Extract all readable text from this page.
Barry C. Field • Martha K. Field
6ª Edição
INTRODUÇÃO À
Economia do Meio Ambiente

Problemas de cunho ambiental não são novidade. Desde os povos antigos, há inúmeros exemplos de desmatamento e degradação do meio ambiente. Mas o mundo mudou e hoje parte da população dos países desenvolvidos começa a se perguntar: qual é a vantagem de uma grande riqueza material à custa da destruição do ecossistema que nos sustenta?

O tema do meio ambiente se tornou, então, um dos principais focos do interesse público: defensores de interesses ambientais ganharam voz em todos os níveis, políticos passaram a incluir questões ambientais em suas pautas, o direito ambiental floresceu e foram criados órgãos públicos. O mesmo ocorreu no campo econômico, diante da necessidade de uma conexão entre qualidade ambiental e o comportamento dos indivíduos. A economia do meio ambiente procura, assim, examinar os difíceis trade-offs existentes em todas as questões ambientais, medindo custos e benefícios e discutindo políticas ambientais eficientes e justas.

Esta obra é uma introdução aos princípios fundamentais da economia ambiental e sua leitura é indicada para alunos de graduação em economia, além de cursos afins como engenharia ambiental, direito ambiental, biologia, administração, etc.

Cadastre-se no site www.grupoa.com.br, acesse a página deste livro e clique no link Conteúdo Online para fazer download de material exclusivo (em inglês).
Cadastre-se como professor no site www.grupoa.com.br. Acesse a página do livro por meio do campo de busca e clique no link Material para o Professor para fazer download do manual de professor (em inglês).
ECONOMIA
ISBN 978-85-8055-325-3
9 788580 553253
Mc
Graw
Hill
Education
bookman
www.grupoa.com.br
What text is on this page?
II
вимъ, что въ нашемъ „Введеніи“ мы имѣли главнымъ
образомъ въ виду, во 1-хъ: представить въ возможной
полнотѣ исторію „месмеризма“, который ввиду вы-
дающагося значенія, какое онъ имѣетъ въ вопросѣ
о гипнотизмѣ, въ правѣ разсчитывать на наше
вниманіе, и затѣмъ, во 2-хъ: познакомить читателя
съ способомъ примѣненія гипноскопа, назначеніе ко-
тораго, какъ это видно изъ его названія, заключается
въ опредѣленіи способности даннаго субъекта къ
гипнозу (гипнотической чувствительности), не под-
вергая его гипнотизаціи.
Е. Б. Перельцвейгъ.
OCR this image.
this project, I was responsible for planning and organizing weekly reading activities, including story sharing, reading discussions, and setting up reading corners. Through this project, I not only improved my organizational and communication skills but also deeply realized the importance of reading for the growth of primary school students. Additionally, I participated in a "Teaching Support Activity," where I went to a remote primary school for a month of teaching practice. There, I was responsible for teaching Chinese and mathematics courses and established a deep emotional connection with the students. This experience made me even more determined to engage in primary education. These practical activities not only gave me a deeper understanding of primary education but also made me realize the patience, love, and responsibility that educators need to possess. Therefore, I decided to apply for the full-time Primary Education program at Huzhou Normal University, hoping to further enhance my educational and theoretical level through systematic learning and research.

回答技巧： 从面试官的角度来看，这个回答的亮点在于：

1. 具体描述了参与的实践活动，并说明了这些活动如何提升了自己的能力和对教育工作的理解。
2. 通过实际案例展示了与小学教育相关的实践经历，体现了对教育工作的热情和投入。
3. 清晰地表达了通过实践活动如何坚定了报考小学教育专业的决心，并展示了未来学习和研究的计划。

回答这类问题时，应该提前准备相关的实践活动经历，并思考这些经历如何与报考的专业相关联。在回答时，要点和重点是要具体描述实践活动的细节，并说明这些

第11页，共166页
+++
◆ STATED PROBLEM
Each line holding the word "clique" counts once; report the total and nothing else.

◆ OUTPUT
2